#### Dataset content:
◇ ◇ ◇ ◇ ◇ ◇ ◇

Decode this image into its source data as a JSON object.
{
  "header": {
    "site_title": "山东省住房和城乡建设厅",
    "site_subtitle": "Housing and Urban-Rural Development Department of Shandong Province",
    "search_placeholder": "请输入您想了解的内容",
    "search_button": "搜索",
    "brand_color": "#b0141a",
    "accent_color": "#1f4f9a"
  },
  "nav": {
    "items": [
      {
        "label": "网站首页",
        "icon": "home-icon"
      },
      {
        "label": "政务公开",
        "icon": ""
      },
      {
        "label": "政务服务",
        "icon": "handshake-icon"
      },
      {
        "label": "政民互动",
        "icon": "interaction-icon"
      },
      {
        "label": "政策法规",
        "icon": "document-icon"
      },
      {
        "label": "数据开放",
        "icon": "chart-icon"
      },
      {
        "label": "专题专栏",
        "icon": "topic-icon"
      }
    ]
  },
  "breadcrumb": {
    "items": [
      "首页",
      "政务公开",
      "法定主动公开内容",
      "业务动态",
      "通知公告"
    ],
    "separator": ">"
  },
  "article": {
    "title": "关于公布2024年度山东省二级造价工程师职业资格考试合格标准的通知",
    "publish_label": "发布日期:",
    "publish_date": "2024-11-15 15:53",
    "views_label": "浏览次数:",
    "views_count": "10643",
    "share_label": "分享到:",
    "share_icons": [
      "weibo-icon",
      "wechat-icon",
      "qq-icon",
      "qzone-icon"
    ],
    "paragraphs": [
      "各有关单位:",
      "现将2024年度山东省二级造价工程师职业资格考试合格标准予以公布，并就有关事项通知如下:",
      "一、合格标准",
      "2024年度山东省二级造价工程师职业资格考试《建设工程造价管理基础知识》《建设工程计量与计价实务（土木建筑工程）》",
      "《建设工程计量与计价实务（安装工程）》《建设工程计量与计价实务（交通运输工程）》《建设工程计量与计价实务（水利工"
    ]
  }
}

◇ ◇ ◇ ◇ ◇ ◇ ◇

#### What you need to do:
Transcribe the entire listing above precisely.

#### Complete answer:
Decode this image into its source data as a JSON object.
{
  "header": {
    "site_title": "山东省住房和城乡建设厅",
    "site_subtitle": "Housing and Urban-Rural Development Department of Shandong Province",
    "search_placeholder": "请输入您想了解的内容",
    "search_button": "搜索",
    "brand_color": "#b0141a",
    "accent_color": "#1f4f9a"
  },
  "nav": {
    "items": [
      {
        "label": "网站首页",
        "icon": "home-icon"
      },
      {
        "label": "政务公开",
        "icon": ""
      },
      {
        "label": "政务服务",
        "icon": "handshake-icon"
      },
      {
        "label": "政民互动",
        "icon": "interaction-icon"
      },
      {
        "label": "政策法规",
        "icon": "document-icon"
      },
      {
        "label": "数据开放",
        "icon": "chart-icon"
      },
      {
        "label": "专题专栏",
        "icon": "topic-icon"
      }
    ]
  },
  "breadcrumb": {
    "items": [
      "首页",
      "政务公开",
      "法定主动公开内容",
      "业务动态",
      "通知公告"
    ],
    "separator": ">"
  },
  "article": {
    "title": "关于公布2024年度山东省二级造价工程师职业资格考试合格标准的通知",
    "publish_label": "发布日期:",
    "publish_date": "2024-11-15 15:53",
    "views_label": "浏览次数:",
    "views_count": "10643",
    "share_label": "分享到:",
    "share_icons": [
      "weibo-icon",
      "wechat-icon",
      "qq-icon",
      "qzone-icon"
    ],
    "paragraphs": [
      "各有关单位:",
      "现将2024年度山东省二级造价工程师职业资格考试合格标准予以公布，并就有关事项通知如下:",
      "一、合格标准",
      "2024年度山东省二级造价工程师职业资格考试《建设工程造价管理基础知识》《建设工程计量与计价实务（土木建筑工程）》",
      "《建设工程计量与计价实务（安装工程）》《建设工程计量与计价实务（交通运输工程）》《建设工程计量与计价实务（水利工"
    ]
  }
}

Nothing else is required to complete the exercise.